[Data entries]
==============================

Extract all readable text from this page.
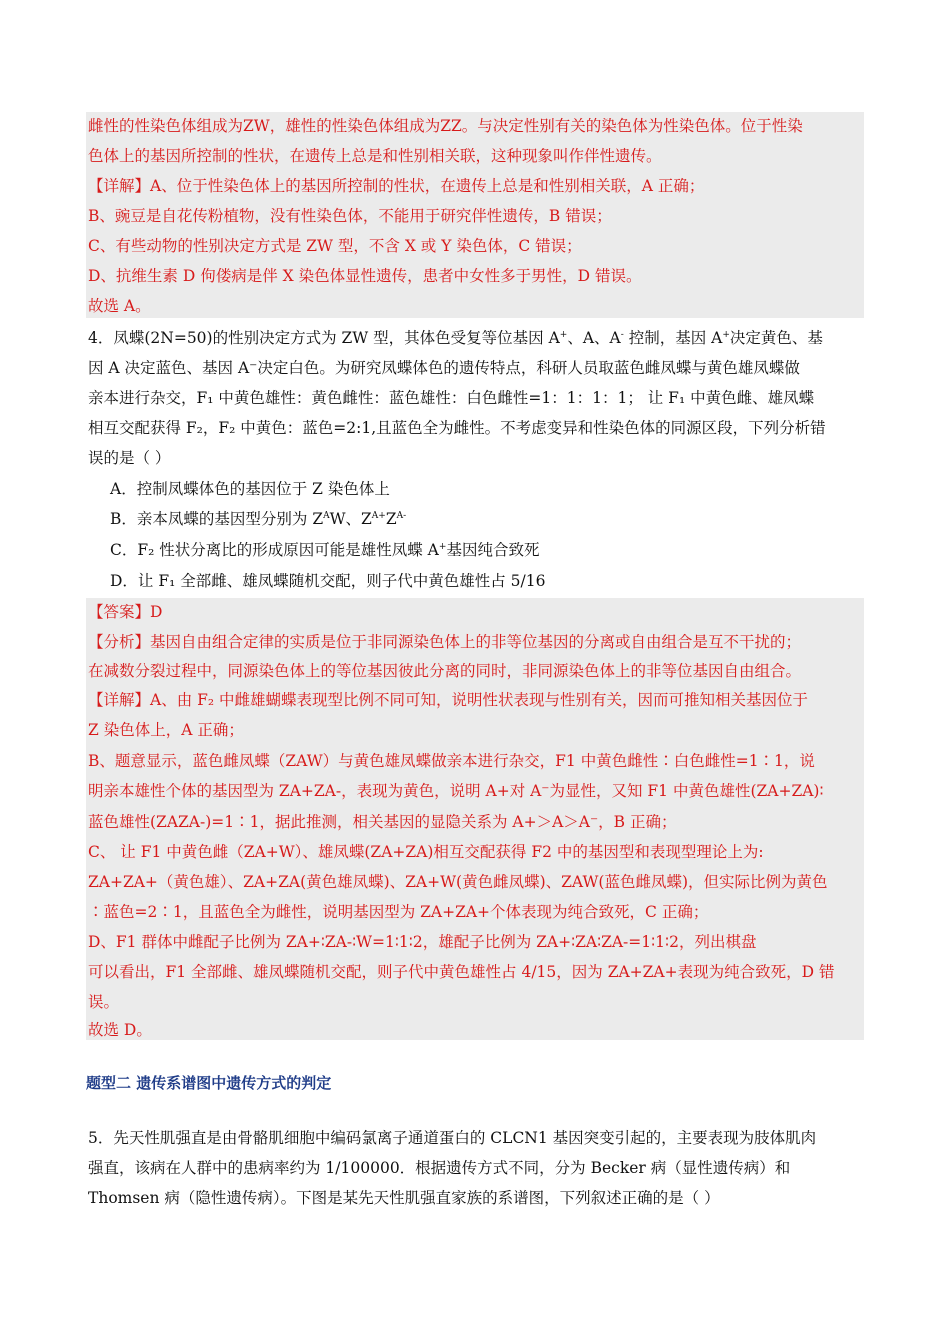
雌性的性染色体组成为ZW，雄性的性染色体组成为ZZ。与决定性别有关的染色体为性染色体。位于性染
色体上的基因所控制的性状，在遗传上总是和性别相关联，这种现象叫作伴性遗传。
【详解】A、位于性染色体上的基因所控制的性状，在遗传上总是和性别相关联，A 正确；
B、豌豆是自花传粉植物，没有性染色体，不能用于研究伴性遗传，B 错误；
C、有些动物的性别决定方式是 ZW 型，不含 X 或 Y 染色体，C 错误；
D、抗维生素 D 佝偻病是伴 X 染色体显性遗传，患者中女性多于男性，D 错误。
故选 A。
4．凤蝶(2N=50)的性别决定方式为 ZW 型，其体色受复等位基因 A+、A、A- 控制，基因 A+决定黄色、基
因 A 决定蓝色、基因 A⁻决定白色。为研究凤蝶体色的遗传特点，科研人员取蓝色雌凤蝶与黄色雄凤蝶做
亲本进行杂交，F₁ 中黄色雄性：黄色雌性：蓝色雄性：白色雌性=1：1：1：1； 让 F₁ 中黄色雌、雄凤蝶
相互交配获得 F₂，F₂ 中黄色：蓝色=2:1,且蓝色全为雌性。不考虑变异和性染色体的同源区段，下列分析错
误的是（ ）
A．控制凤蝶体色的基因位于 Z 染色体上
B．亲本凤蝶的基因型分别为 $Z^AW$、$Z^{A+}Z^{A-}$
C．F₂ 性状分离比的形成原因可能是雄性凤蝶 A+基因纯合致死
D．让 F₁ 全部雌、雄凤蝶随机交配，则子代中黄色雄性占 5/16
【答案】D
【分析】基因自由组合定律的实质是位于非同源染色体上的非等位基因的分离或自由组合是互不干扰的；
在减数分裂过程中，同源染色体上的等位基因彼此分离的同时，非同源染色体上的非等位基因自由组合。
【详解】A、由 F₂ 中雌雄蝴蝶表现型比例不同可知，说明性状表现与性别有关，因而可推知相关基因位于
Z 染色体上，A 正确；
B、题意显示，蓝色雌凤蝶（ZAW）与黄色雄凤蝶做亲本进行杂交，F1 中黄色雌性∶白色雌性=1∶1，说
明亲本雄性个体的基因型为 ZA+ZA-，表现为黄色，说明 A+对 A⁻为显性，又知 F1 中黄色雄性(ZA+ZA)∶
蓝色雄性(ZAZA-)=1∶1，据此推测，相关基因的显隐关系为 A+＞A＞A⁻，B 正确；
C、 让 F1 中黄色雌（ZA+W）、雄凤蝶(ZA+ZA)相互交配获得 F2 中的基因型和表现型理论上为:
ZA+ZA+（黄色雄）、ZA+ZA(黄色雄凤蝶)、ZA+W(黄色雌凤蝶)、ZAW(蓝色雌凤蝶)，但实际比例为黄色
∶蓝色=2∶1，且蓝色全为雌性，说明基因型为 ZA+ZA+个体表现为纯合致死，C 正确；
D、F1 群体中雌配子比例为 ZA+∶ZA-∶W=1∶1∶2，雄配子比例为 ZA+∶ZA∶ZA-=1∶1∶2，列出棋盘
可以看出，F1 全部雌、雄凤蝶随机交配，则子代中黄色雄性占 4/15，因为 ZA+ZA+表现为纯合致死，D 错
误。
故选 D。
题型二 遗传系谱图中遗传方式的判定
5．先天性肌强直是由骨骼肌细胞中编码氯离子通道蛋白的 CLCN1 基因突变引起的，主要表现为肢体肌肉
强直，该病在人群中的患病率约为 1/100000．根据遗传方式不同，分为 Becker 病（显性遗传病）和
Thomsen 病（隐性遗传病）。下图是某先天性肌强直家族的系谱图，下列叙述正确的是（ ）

==============================

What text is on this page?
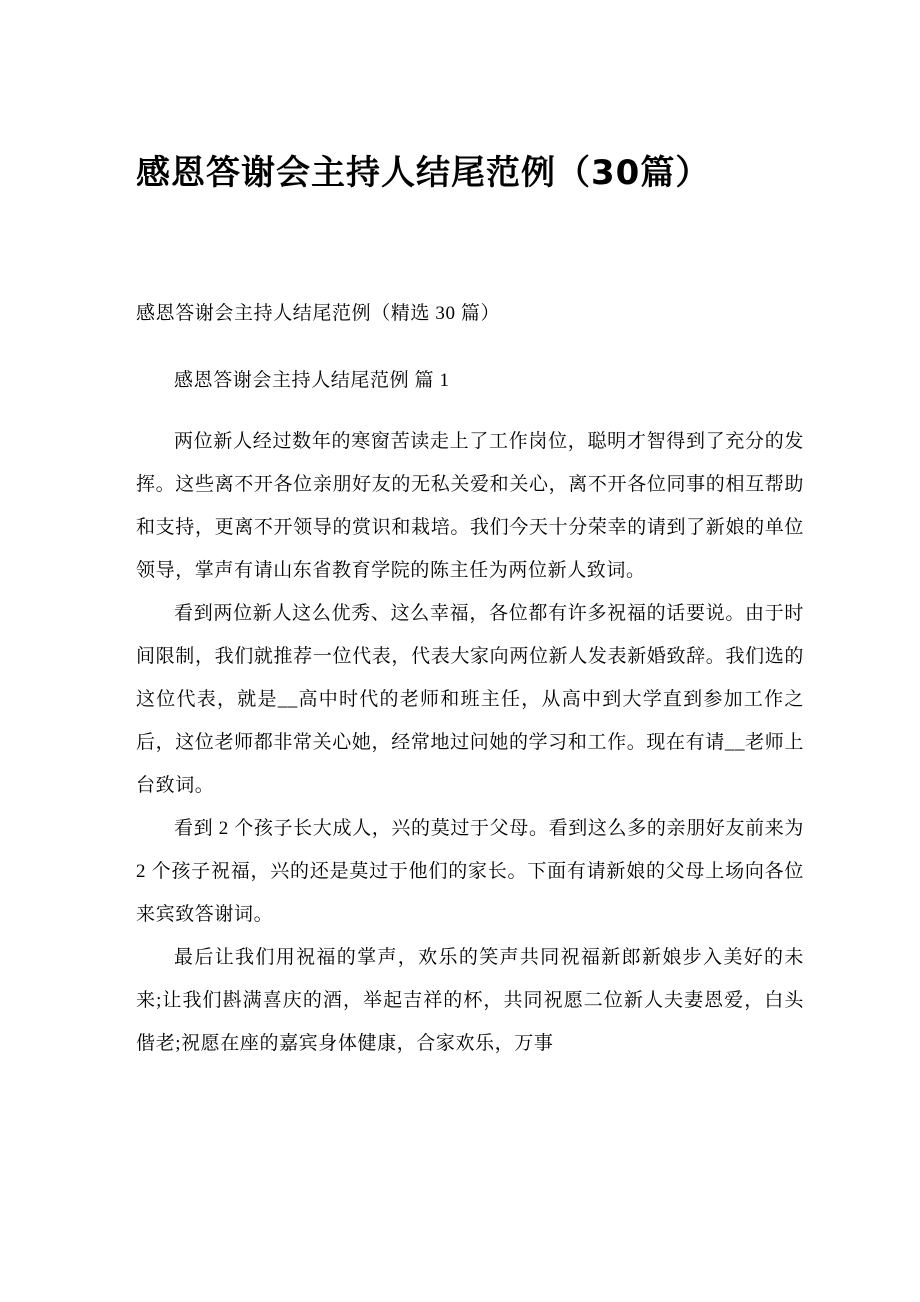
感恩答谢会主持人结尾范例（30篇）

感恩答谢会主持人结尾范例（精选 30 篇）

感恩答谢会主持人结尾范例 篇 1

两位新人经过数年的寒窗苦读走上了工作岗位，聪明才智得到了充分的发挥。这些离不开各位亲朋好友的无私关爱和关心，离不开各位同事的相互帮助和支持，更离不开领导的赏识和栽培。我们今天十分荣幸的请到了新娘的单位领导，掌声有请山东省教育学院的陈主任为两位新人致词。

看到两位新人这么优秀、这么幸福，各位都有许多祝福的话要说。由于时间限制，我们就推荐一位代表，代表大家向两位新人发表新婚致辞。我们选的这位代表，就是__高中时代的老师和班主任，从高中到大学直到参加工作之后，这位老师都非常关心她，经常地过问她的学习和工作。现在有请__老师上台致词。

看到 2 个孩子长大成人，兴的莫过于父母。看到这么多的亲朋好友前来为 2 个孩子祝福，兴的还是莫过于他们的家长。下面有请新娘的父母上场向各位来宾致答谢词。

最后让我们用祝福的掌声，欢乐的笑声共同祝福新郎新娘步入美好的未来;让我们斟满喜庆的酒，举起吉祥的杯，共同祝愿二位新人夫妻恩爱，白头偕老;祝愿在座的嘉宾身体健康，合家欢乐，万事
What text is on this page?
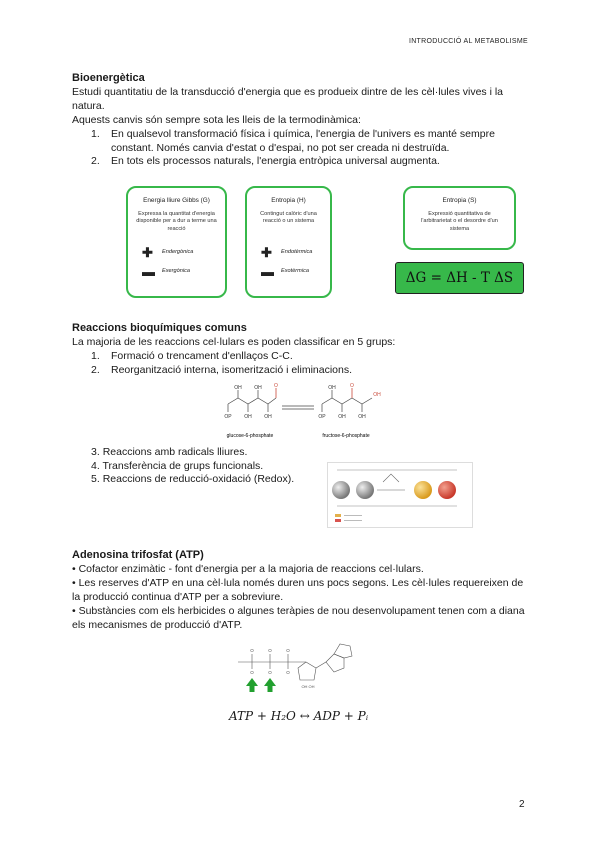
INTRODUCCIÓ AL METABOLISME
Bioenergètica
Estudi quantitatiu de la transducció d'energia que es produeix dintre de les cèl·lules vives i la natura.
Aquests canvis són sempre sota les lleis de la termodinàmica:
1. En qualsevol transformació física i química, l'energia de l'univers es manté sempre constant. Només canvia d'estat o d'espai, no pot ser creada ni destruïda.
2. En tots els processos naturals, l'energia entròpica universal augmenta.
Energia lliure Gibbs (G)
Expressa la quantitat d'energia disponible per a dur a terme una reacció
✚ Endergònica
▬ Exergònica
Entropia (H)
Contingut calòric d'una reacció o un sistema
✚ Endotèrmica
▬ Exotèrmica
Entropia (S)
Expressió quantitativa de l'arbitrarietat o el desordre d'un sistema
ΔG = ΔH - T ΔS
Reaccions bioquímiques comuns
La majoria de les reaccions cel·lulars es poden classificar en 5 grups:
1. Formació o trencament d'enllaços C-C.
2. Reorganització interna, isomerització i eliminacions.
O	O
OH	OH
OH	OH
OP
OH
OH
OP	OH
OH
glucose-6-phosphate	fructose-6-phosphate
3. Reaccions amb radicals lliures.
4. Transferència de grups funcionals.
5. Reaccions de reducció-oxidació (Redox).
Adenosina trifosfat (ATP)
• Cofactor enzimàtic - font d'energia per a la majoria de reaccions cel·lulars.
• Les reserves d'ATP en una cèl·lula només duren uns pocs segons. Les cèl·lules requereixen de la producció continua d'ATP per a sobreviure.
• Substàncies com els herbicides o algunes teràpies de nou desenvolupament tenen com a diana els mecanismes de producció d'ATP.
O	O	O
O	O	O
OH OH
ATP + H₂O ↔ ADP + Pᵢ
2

==============================

Do this - Search the material above for "雄凤蝶随机交配". Pull out each line where it shows up.

Exercise answer -
D．让 F₁ 全部雌、雄凤蝶随机交配，则子代中黄色雄性占 5/16
可以看出，F1 全部雌、雄凤蝶随机交配，则子代中黄色雄性占 4/15，因为 ZA+ZA+表现为纯合致死，D 错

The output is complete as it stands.